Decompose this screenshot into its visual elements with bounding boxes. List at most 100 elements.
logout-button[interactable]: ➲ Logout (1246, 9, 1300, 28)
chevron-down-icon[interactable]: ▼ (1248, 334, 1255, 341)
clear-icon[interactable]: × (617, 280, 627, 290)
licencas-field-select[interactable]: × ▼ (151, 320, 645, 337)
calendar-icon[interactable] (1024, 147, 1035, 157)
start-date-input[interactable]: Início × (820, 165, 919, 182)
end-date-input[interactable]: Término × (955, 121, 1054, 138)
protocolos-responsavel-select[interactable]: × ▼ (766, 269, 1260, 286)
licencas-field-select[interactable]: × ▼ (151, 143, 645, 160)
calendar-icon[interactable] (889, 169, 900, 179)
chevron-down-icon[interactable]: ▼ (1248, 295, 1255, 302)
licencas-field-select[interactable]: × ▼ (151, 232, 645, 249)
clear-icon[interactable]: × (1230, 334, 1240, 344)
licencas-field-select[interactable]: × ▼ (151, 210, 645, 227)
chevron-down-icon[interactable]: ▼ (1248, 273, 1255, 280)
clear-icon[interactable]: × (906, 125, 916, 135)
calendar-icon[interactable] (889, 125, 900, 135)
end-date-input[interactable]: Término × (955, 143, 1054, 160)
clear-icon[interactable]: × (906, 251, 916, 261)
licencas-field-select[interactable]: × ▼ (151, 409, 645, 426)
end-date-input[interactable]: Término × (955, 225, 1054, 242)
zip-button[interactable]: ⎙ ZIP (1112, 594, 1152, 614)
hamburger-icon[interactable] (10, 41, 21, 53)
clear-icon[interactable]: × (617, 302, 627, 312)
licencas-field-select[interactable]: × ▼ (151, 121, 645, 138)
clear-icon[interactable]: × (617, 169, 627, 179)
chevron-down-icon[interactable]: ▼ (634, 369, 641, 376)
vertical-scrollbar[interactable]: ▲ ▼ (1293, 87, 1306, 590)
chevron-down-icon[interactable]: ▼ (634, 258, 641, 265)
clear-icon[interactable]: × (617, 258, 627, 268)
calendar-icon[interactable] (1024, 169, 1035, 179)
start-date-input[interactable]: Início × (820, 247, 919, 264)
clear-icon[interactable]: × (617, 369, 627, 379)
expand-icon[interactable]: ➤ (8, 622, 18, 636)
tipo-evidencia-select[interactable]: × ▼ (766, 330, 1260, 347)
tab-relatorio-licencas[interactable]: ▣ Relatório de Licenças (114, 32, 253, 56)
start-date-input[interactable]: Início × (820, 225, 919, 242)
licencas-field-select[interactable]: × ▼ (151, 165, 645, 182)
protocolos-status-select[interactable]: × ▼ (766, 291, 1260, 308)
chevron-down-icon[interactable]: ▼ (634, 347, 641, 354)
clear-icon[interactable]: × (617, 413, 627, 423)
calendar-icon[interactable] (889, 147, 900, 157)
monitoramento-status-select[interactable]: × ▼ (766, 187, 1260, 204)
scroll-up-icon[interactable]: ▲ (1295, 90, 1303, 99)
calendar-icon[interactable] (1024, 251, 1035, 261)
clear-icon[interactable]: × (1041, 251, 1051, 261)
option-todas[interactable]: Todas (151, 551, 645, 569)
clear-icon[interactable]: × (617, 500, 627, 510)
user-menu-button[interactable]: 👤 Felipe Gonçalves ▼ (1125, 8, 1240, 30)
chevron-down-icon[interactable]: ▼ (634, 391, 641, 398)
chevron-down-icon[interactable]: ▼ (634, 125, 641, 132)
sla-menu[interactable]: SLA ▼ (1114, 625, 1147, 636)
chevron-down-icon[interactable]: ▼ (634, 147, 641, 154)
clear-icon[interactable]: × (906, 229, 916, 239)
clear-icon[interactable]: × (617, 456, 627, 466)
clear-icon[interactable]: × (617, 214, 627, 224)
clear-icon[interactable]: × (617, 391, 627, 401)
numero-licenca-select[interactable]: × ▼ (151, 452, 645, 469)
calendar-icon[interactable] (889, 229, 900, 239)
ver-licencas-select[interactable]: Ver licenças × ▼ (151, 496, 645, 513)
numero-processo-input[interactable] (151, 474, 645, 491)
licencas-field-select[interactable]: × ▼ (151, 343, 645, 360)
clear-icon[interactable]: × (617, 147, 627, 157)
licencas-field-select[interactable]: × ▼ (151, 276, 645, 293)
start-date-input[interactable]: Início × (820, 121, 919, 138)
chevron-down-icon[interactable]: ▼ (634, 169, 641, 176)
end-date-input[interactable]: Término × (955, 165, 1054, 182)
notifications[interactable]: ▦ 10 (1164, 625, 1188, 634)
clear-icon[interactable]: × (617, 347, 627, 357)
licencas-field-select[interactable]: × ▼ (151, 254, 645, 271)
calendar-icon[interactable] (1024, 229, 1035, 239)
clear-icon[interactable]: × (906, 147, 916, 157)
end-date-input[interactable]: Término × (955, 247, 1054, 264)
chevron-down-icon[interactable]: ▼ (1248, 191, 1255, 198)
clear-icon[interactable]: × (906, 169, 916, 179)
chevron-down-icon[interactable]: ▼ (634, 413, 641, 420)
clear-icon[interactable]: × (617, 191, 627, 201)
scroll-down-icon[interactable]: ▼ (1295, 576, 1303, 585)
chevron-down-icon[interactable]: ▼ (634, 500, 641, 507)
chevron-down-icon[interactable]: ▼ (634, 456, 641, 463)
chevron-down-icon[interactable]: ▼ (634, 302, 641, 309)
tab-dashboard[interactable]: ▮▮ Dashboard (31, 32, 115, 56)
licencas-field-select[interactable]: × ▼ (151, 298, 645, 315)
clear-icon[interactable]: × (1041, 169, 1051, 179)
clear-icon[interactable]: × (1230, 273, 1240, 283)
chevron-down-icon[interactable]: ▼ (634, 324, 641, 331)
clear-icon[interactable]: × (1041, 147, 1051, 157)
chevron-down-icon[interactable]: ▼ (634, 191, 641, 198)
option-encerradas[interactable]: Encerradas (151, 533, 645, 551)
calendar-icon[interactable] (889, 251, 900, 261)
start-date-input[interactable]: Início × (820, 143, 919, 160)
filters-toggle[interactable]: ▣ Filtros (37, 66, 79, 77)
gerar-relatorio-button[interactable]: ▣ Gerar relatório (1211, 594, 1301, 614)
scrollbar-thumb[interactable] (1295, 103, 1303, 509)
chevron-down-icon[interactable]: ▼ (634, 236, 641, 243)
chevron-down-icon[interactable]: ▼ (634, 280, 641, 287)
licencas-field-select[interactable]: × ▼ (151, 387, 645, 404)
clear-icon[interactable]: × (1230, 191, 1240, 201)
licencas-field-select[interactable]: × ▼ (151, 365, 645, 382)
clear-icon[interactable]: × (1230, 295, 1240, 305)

Prompt → Retype all of the material above, line for line, with no changes.

Solution for this task →
Decompose this screenshot into its visual elements with bounding boxes. List at most 100 elements.
logout-button[interactable]: ➲ Logout (1246, 9, 1300, 28)
chevron-down-icon[interactable]: ▼ (1248, 334, 1255, 341)
clear-icon[interactable]: × (617, 280, 627, 290)
licencas-field-select[interactable]: × ▼ (151, 320, 645, 337)
calendar-icon[interactable] (1024, 147, 1035, 157)
start-date-input[interactable]: Início × (820, 165, 919, 182)
end-date-input[interactable]: Término × (955, 121, 1054, 138)
protocolos-responsavel-select[interactable]: × ▼ (766, 269, 1260, 286)
licencas-field-select[interactable]: × ▼ (151, 143, 645, 160)
calendar-icon[interactable] (889, 169, 900, 179)
chevron-down-icon[interactable]: ▼ (1248, 295, 1255, 302)
licencas-field-select[interactable]: × ▼ (151, 232, 645, 249)
clear-icon[interactable]: × (1230, 334, 1240, 344)
licencas-field-select[interactable]: × ▼ (151, 210, 645, 227)
chevron-down-icon[interactable]: ▼ (1248, 273, 1255, 280)
clear-icon[interactable]: × (906, 125, 916, 135)
calendar-icon[interactable] (889, 125, 900, 135)
end-date-input[interactable]: Término × (955, 143, 1054, 160)
clear-icon[interactable]: × (906, 251, 916, 261)
licencas-field-select[interactable]: × ▼ (151, 409, 645, 426)
end-date-input[interactable]: Término × (955, 225, 1054, 242)
zip-button[interactable]: ⎙ ZIP (1112, 594, 1152, 614)
hamburger-icon[interactable] (10, 41, 21, 53)
clear-icon[interactable]: × (617, 302, 627, 312)
licencas-field-select[interactable]: × ▼ (151, 121, 645, 138)
clear-icon[interactable]: × (617, 169, 627, 179)
chevron-down-icon[interactable]: ▼ (634, 369, 641, 376)
vertical-scrollbar[interactable]: ▲ ▼ (1293, 87, 1306, 590)
chevron-down-icon[interactable]: ▼ (634, 258, 641, 265)
clear-icon[interactable]: × (617, 258, 627, 268)
calendar-icon[interactable] (1024, 169, 1035, 179)
start-date-input[interactable]: Início × (820, 247, 919, 264)
clear-icon[interactable]: × (617, 369, 627, 379)
expand-icon[interactable]: ➤ (8, 622, 18, 636)
tipo-evidencia-select[interactable]: × ▼ (766, 330, 1260, 347)
tab-relatorio-licencas[interactable]: ▣ Relatório de Licenças (114, 32, 253, 56)
start-date-input[interactable]: Início × (820, 225, 919, 242)
licencas-field-select[interactable]: × ▼ (151, 165, 645, 182)
protocolos-status-select[interactable]: × ▼ (766, 291, 1260, 308)
chevron-down-icon[interactable]: ▼ (634, 347, 641, 354)
clear-icon[interactable]: × (617, 413, 627, 423)
calendar-icon[interactable] (889, 147, 900, 157)
monitoramento-status-select[interactable]: × ▼ (766, 187, 1260, 204)
scroll-up-icon[interactable]: ▲ (1295, 90, 1303, 99)
calendar-icon[interactable] (1024, 251, 1035, 261)
clear-icon[interactable]: × (1041, 251, 1051, 261)
option-todas[interactable]: Todas (151, 551, 645, 569)
clear-icon[interactable]: × (617, 500, 627, 510)
user-menu-button[interactable]: 👤 Felipe Gonçalves ▼ (1125, 8, 1240, 30)
chevron-down-icon[interactable]: ▼ (634, 391, 641, 398)
chevron-down-icon[interactable]: ▼ (634, 125, 641, 132)
sla-menu[interactable]: SLA ▼ (1114, 625, 1147, 636)
chevron-down-icon[interactable]: ▼ (634, 147, 641, 154)
clear-icon[interactable]: × (906, 229, 916, 239)
clear-icon[interactable]: × (617, 456, 627, 466)
clear-icon[interactable]: × (617, 214, 627, 224)
clear-icon[interactable]: × (617, 391, 627, 401)
numero-licenca-select[interactable]: × ▼ (151, 452, 645, 469)
calendar-icon[interactable] (889, 229, 900, 239)
ver-licencas-select[interactable]: Ver licenças × ▼ (151, 496, 645, 513)
numero-processo-input[interactable] (151, 474, 645, 491)
licencas-field-select[interactable]: × ▼ (151, 343, 645, 360)
clear-icon[interactable]: × (617, 147, 627, 157)
licencas-field-select[interactable]: × ▼ (151, 276, 645, 293)
start-date-input[interactable]: Início × (820, 121, 919, 138)
chevron-down-icon[interactable]: ▼ (634, 169, 641, 176)
end-date-input[interactable]: Término × (955, 165, 1054, 182)
notifications[interactable]: ▦ 10 (1164, 625, 1188, 634)
clear-icon[interactable]: × (617, 347, 627, 357)
licencas-field-select[interactable]: × ▼ (151, 254, 645, 271)
calendar-icon[interactable] (1024, 229, 1035, 239)
clear-icon[interactable]: × (906, 147, 916, 157)
end-date-input[interactable]: Término × (955, 247, 1054, 264)
chevron-down-icon[interactable]: ▼ (1248, 191, 1255, 198)
clear-icon[interactable]: × (906, 169, 916, 179)
chevron-down-icon[interactable]: ▼ (634, 413, 641, 420)
clear-icon[interactable]: × (617, 191, 627, 201)
scroll-down-icon[interactable]: ▼ (1295, 576, 1303, 585)
chevron-down-icon[interactable]: ▼ (634, 500, 641, 507)
chevron-down-icon[interactable]: ▼ (634, 456, 641, 463)
chevron-down-icon[interactable]: ▼ (634, 302, 641, 309)
tab-dashboard[interactable]: ▮▮ Dashboard (31, 32, 115, 56)
licencas-field-select[interactable]: × ▼ (151, 298, 645, 315)
clear-icon[interactable]: × (1041, 169, 1051, 179)
clear-icon[interactable]: × (1230, 273, 1240, 283)
chevron-down-icon[interactable]: ▼ (634, 324, 641, 331)
clear-icon[interactable]: × (1041, 147, 1051, 157)
chevron-down-icon[interactable]: ▼ (634, 191, 641, 198)
option-encerradas[interactable]: Encerradas (151, 533, 645, 551)
calendar-icon[interactable] (889, 251, 900, 261)
start-date-input[interactable]: Início × (820, 143, 919, 160)
filters-toggle[interactable]: ▣ Filtros (37, 66, 79, 77)
gerar-relatorio-button[interactable]: ▣ Gerar relatório (1211, 594, 1301, 614)
scrollbar-thumb[interactable] (1295, 103, 1303, 509)
chevron-down-icon[interactable]: ▼ (634, 236, 641, 243)
chevron-down-icon[interactable]: ▼ (634, 280, 641, 287)
licencas-field-select[interactable]: × ▼ (151, 387, 645, 404)
clear-icon[interactable]: × (1230, 191, 1240, 201)
licencas-field-select[interactable]: × ▼ (151, 365, 645, 382)
clear-icon[interactable]: × (1230, 295, 1240, 305)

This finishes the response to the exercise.